• Given request: Copy out all lines where "JSON" appears.

Stored records
========
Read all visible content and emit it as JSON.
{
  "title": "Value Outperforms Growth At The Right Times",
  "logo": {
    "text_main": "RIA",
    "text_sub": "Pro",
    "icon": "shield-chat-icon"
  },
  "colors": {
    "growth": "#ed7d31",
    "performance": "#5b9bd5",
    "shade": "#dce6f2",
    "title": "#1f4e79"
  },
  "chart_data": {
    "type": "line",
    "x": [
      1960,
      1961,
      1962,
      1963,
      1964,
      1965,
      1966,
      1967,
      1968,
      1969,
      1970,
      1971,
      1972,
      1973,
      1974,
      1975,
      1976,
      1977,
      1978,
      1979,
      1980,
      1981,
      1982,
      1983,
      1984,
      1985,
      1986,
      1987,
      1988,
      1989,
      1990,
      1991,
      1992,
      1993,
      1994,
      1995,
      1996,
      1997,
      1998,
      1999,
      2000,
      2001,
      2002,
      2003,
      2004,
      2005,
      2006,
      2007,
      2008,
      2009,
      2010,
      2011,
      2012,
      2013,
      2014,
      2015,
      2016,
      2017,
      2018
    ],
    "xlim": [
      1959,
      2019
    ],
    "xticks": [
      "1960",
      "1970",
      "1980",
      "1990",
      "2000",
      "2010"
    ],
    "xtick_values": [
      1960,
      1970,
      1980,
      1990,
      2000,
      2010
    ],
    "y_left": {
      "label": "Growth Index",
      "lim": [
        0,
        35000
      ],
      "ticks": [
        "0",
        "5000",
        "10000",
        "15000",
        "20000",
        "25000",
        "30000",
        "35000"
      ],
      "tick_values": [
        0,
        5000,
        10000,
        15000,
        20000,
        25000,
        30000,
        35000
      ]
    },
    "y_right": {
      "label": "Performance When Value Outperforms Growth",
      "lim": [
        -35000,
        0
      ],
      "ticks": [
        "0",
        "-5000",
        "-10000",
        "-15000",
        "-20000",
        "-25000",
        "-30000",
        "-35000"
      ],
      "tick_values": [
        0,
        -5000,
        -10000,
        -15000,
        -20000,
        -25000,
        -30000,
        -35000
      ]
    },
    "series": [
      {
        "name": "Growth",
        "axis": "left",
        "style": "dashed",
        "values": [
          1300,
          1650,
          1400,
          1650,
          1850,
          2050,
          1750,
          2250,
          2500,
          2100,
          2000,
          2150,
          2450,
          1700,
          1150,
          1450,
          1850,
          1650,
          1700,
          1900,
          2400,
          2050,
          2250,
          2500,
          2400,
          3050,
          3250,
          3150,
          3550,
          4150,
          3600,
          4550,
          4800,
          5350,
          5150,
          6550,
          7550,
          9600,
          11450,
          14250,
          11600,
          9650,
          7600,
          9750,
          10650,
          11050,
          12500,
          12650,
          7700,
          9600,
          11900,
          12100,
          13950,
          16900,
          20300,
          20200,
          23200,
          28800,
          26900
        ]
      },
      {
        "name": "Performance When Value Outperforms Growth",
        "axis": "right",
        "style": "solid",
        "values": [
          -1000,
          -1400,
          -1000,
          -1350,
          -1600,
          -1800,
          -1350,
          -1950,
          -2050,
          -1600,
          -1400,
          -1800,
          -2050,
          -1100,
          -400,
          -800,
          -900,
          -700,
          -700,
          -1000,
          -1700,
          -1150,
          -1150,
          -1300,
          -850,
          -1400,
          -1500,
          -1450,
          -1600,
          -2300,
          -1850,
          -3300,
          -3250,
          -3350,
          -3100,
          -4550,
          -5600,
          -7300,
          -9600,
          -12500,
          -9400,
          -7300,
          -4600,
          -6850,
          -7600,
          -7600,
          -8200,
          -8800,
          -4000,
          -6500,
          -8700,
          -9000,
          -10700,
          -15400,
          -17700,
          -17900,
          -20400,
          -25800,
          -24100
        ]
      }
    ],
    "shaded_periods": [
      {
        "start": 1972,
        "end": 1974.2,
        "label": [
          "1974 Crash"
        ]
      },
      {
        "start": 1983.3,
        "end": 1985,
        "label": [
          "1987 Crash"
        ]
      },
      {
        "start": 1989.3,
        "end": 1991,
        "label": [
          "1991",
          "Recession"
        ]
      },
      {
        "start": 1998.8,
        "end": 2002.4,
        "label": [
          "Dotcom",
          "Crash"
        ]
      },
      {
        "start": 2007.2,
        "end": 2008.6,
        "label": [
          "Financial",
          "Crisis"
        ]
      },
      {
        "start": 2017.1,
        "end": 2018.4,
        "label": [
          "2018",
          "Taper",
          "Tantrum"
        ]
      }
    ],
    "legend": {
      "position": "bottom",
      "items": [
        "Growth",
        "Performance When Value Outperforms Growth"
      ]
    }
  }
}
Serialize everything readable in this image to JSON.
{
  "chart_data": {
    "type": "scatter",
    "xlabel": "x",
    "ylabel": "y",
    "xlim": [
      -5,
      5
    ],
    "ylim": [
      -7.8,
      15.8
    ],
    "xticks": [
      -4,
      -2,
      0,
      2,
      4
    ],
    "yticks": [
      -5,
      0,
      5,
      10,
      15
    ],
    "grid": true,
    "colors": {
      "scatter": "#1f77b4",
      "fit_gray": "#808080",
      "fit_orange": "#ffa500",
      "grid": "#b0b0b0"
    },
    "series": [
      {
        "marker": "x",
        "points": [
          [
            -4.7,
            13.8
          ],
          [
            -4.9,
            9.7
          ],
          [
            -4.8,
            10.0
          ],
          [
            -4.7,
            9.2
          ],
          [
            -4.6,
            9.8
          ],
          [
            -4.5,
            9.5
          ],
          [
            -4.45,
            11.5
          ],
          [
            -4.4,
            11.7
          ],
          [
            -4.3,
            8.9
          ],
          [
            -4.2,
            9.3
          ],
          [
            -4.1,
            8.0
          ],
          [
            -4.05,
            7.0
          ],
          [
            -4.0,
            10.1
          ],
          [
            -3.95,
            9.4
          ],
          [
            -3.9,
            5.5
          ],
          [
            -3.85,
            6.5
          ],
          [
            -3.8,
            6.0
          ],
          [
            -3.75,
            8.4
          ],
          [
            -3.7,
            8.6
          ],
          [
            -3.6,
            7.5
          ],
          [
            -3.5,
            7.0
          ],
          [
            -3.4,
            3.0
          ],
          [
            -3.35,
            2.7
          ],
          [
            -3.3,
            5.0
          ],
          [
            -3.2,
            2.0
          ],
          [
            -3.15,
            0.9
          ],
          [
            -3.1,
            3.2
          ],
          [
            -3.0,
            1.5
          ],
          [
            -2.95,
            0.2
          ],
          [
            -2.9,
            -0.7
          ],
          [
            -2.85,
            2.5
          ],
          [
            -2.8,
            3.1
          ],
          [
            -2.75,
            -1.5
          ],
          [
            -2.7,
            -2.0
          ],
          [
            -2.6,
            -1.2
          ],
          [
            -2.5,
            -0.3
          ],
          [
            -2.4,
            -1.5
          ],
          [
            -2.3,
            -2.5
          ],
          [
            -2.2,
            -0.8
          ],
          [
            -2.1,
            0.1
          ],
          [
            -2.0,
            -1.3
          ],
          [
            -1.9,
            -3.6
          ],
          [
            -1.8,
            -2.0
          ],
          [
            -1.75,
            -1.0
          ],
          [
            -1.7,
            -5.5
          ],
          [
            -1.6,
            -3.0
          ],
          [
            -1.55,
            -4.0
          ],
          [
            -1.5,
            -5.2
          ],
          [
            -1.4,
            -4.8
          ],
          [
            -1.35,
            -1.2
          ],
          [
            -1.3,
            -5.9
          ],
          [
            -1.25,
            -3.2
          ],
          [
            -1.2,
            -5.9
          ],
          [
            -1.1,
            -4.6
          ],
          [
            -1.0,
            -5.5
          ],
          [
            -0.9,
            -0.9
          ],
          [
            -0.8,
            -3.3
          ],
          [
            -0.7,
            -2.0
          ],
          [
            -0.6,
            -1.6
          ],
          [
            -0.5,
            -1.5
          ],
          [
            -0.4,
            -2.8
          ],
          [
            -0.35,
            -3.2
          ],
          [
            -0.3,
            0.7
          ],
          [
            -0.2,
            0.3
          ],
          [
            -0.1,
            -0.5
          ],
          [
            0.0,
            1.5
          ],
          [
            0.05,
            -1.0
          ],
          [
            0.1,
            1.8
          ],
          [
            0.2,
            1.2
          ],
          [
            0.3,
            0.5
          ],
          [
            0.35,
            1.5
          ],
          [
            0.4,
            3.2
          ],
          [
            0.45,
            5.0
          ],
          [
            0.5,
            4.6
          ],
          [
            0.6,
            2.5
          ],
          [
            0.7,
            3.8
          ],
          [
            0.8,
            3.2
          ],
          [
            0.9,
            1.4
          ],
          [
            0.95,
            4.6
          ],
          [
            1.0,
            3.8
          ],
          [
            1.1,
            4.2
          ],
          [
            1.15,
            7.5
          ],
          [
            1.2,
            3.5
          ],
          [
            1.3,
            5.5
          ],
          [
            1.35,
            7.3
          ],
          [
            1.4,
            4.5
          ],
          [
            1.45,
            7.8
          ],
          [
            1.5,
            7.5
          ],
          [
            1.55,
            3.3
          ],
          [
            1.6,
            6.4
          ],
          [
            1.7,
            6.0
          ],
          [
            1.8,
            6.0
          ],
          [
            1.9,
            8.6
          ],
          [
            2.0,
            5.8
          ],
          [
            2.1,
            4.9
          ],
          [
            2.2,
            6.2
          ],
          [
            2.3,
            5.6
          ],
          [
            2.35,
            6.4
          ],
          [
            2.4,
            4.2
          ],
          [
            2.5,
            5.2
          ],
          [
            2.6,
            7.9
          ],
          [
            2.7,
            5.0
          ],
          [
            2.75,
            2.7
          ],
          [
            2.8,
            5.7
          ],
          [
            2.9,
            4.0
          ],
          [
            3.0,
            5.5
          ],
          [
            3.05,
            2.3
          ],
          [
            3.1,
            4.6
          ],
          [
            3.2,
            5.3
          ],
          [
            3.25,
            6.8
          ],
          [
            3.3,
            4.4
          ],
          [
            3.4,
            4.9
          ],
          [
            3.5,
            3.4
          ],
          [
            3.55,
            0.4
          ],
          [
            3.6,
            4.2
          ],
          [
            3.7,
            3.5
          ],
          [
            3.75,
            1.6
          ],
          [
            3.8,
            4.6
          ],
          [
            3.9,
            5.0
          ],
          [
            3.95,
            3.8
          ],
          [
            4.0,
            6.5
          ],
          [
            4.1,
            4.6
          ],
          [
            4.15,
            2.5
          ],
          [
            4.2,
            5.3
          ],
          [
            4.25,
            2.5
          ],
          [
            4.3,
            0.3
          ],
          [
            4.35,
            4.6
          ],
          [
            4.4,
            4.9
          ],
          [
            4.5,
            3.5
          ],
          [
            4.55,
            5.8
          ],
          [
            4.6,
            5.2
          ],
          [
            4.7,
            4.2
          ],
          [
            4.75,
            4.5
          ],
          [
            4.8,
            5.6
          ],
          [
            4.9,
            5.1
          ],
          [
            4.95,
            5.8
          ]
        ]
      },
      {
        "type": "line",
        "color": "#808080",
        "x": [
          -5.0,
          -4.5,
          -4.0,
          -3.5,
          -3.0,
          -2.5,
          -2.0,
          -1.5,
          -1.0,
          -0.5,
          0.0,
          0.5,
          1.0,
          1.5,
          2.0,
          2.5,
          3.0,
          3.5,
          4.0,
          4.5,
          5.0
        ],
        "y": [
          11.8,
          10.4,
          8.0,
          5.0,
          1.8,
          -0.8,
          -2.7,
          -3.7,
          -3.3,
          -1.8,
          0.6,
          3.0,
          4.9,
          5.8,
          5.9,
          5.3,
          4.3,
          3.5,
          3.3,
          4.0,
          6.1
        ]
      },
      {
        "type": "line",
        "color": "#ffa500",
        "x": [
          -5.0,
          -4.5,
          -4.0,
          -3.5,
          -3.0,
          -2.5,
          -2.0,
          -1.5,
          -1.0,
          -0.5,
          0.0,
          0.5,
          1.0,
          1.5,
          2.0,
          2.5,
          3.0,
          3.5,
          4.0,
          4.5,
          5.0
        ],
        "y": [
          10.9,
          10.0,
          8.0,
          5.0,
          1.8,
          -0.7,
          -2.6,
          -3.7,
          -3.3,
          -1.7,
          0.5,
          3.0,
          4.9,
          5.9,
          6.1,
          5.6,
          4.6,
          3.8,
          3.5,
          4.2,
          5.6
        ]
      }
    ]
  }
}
========
• Answer to the task:
Read all visible content and emit it as JSON.
Serialize everything readable in this image to JSON.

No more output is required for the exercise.